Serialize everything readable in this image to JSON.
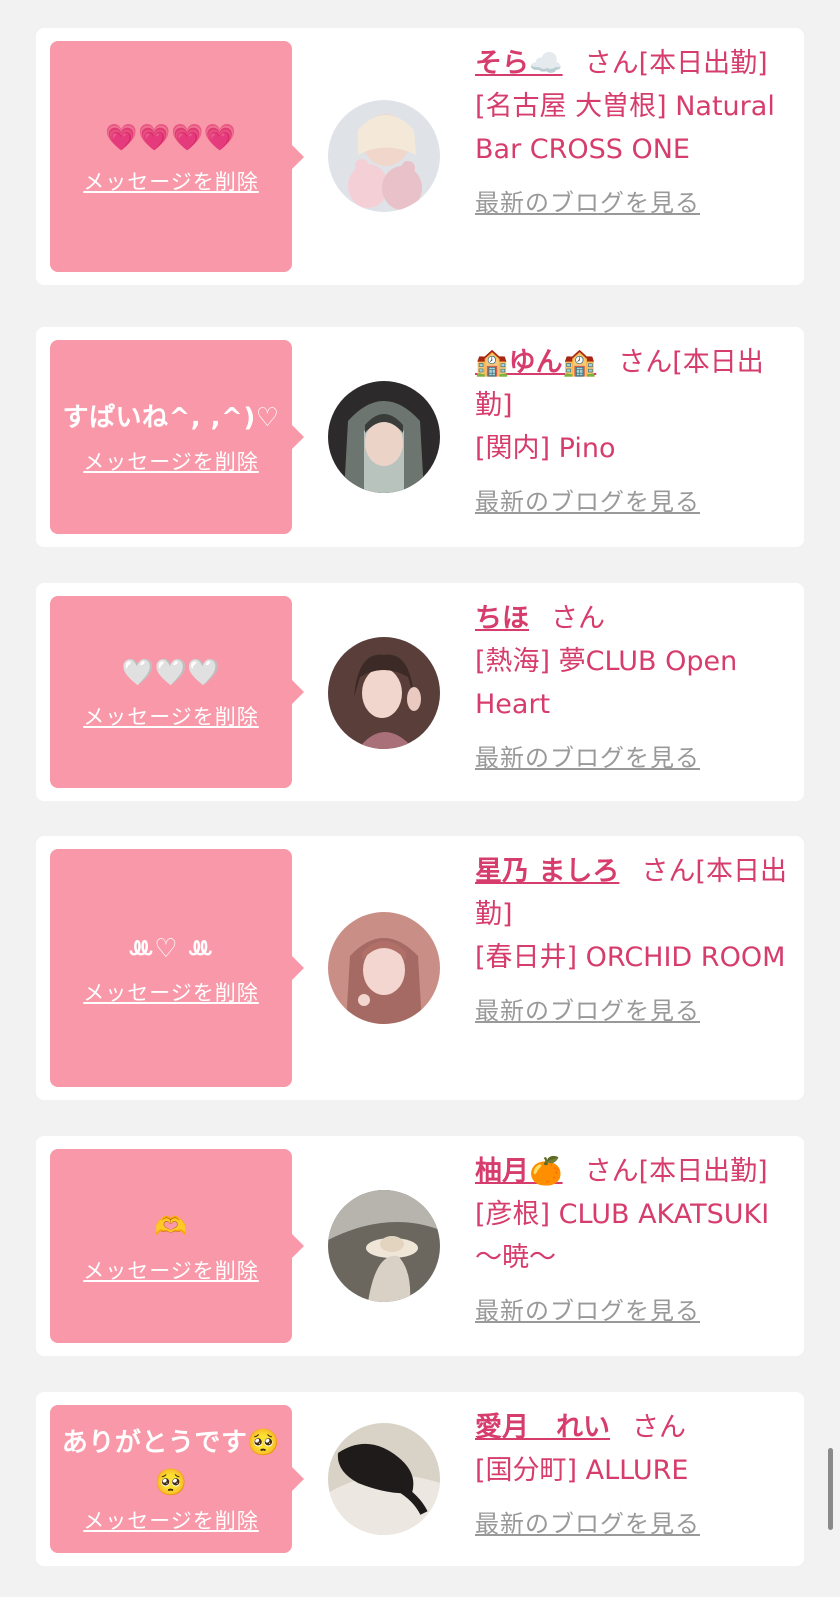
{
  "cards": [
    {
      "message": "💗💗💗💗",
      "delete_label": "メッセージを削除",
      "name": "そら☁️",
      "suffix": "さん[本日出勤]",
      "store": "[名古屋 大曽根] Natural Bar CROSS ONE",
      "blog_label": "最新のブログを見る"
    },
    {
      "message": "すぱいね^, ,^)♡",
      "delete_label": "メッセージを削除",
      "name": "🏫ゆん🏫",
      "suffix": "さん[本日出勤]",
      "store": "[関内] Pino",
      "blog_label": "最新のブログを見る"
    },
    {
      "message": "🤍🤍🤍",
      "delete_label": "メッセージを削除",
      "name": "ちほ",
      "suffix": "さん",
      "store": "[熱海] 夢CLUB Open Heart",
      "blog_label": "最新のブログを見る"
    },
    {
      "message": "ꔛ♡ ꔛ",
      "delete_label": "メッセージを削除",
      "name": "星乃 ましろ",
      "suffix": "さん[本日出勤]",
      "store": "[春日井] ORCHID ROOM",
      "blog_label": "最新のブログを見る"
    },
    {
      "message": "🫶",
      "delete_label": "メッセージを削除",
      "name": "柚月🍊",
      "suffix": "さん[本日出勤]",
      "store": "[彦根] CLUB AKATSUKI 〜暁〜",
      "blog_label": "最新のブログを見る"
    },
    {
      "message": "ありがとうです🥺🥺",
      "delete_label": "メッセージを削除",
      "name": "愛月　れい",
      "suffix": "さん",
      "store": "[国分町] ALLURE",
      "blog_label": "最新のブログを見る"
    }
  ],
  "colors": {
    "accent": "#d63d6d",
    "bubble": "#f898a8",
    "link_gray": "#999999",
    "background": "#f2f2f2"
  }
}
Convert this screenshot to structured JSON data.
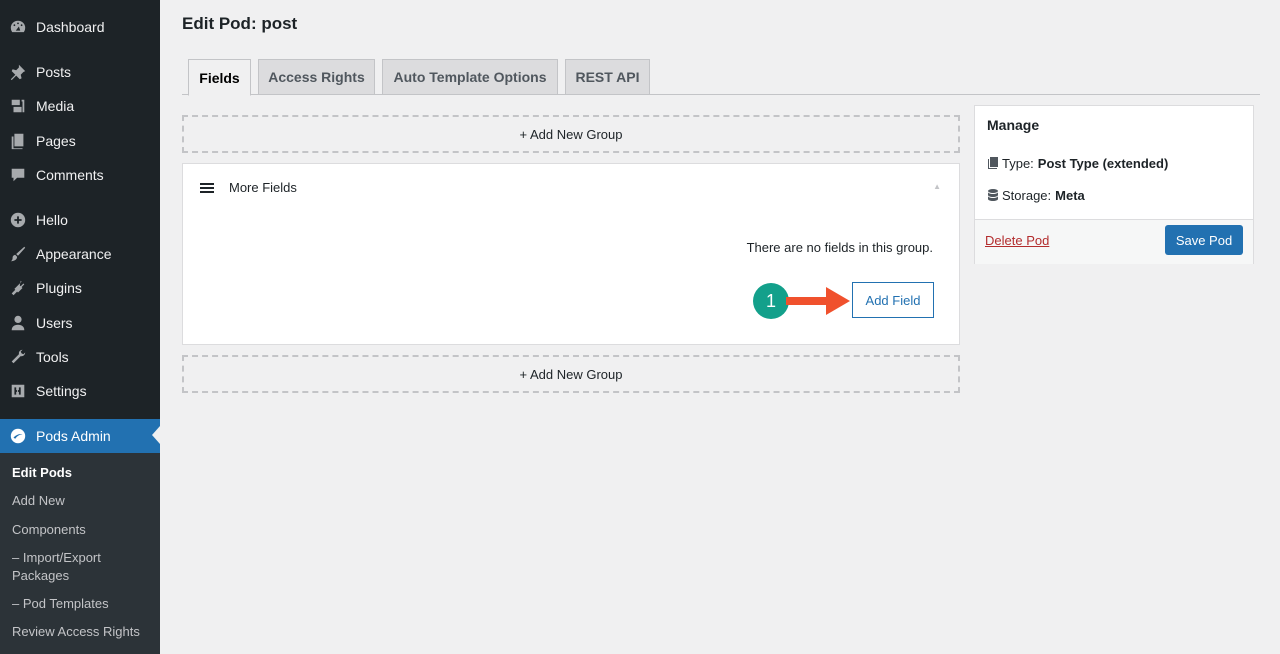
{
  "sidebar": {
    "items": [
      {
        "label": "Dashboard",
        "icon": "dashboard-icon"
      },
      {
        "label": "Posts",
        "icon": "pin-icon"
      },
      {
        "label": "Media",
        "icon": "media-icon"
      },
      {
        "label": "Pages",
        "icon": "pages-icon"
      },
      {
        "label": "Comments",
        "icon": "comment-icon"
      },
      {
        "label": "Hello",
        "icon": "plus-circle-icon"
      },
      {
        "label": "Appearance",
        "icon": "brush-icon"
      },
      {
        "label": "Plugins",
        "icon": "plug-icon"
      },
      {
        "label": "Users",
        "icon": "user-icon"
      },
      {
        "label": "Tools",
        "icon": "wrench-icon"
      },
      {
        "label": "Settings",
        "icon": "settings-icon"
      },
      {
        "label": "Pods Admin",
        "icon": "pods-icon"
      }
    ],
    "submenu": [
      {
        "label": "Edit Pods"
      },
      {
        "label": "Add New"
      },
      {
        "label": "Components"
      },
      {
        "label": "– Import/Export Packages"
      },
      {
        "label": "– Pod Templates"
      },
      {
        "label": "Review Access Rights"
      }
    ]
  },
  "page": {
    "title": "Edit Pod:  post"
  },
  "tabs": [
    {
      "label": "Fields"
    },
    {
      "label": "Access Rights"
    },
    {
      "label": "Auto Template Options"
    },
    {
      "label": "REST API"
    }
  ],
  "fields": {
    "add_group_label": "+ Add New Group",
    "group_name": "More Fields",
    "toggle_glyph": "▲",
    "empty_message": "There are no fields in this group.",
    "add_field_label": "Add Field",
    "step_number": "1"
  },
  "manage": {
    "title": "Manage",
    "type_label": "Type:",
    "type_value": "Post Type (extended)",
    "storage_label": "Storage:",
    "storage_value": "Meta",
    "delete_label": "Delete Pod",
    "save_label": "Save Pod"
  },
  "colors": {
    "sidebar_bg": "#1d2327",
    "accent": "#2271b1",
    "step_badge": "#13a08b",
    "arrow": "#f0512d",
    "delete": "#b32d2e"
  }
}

--- Job ---
Copy all lines of the material above where the string "Rights" occurs.

--- Finished exercise ---
        "label": "Review Access Rights"
      "label": "Access Rights"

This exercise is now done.